## Begin

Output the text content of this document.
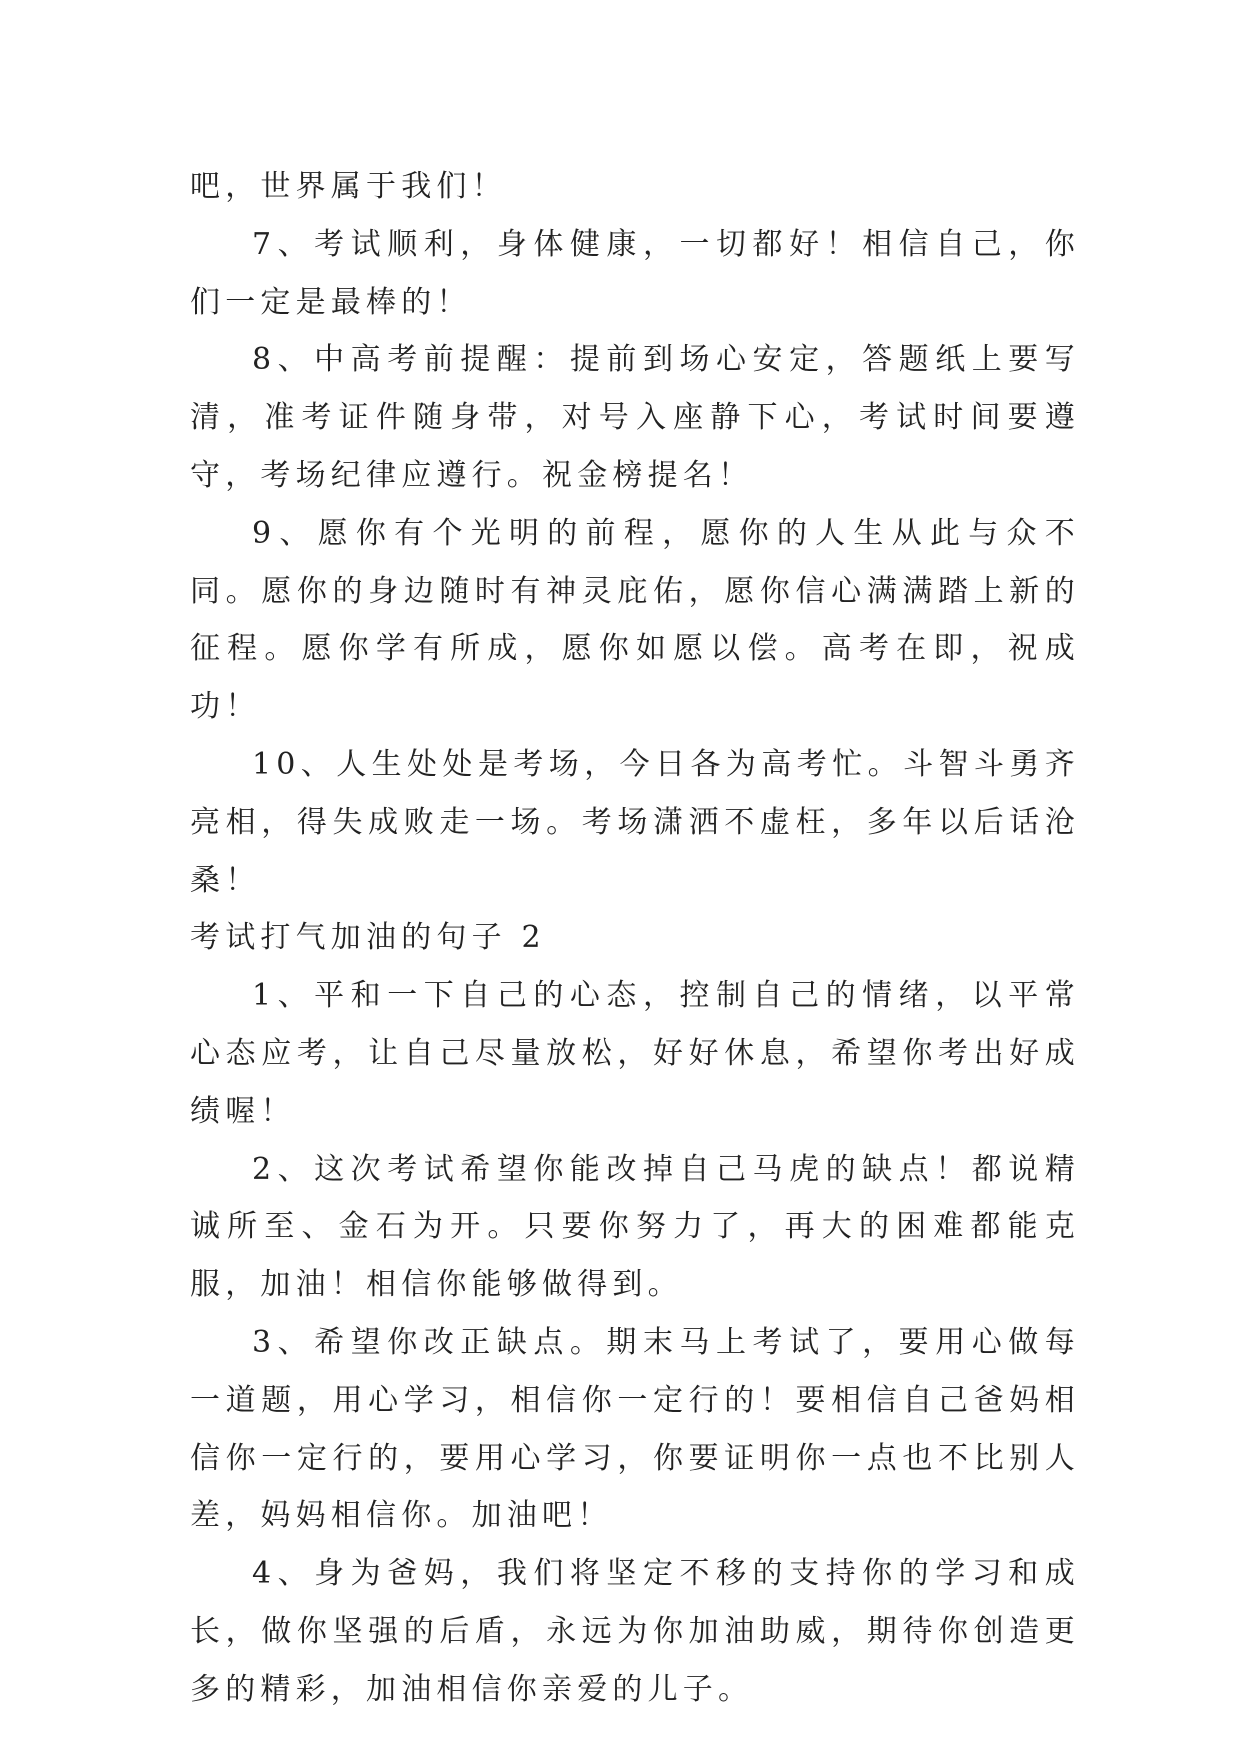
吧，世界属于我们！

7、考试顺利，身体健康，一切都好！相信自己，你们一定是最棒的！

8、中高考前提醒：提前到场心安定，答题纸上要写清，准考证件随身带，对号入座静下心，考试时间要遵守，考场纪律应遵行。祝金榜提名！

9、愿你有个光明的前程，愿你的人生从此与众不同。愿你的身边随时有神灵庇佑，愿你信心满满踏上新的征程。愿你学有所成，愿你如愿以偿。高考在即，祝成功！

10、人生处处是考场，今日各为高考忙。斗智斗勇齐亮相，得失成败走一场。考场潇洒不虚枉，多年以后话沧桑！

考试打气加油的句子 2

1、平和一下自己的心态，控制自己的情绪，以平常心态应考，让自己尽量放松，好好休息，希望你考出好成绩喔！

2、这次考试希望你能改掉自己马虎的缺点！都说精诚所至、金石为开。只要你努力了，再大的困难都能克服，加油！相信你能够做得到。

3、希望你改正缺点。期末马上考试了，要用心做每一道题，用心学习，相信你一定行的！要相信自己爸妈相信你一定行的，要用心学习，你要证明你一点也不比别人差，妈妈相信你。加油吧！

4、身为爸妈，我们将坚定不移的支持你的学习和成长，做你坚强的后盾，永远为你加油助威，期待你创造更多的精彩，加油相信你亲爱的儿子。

## End
## Begin

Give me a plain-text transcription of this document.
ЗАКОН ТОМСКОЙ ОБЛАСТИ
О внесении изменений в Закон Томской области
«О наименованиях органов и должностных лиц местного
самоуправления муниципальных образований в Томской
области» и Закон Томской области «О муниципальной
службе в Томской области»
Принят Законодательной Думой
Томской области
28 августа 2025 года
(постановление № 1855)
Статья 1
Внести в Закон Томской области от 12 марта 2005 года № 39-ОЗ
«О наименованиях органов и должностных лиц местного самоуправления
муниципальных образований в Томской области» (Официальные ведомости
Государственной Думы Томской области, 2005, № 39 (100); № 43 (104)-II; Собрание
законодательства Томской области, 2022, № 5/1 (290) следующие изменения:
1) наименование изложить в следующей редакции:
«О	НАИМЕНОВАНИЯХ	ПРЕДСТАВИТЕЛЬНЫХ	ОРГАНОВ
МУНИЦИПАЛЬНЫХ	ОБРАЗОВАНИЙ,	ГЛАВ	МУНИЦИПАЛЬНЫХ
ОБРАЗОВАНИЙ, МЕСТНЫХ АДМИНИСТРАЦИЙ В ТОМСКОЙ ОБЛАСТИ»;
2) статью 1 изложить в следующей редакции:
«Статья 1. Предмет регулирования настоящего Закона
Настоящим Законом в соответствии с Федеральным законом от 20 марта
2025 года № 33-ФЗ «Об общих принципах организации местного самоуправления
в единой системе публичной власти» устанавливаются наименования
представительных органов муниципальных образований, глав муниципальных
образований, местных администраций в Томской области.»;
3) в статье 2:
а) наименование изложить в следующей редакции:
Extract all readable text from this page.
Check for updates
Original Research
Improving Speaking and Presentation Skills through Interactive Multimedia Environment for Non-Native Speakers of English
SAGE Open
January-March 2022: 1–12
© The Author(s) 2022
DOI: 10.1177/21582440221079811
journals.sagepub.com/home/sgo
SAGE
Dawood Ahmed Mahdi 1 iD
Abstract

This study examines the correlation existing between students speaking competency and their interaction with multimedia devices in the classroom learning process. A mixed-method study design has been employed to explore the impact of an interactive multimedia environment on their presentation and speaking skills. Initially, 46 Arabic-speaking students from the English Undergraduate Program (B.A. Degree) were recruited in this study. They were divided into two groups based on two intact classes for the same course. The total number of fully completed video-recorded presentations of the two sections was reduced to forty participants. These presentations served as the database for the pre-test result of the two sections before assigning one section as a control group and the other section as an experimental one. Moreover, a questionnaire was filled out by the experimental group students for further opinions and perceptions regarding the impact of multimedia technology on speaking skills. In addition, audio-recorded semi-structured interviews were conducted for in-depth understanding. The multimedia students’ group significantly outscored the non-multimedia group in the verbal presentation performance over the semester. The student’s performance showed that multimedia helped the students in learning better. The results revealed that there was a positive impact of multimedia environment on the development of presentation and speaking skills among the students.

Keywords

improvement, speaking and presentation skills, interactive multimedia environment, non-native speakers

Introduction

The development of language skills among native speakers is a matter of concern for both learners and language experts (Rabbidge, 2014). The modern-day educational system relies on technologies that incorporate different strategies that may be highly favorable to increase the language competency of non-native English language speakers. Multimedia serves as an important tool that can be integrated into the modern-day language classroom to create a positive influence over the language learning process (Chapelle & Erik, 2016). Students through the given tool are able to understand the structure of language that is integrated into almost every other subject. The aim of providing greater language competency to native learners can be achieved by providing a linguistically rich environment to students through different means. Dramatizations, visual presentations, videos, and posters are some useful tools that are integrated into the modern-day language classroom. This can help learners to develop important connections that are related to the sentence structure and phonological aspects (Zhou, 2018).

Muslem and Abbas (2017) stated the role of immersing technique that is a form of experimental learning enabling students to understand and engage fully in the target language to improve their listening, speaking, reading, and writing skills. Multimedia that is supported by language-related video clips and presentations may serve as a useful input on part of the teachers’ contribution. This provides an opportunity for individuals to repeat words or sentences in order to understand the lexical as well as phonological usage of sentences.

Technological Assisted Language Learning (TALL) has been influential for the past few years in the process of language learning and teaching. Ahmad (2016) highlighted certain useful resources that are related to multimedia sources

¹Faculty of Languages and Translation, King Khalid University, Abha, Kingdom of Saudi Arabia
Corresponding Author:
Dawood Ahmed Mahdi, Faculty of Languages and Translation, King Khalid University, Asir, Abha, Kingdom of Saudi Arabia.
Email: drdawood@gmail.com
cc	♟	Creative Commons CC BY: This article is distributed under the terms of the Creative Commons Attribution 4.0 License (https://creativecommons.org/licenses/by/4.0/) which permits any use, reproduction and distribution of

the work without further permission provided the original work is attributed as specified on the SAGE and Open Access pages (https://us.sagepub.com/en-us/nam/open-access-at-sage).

## End

*Task*.
In the listing above, find each line with the word "самоуправления" and copy it.

*Solution to this task*.
самоуправления муниципальных образований в Томской
«О наименованиях органов и должностных лиц местного самоуправления
2025 года № 33-ФЗ «Об общих принципах организации местного самоуправления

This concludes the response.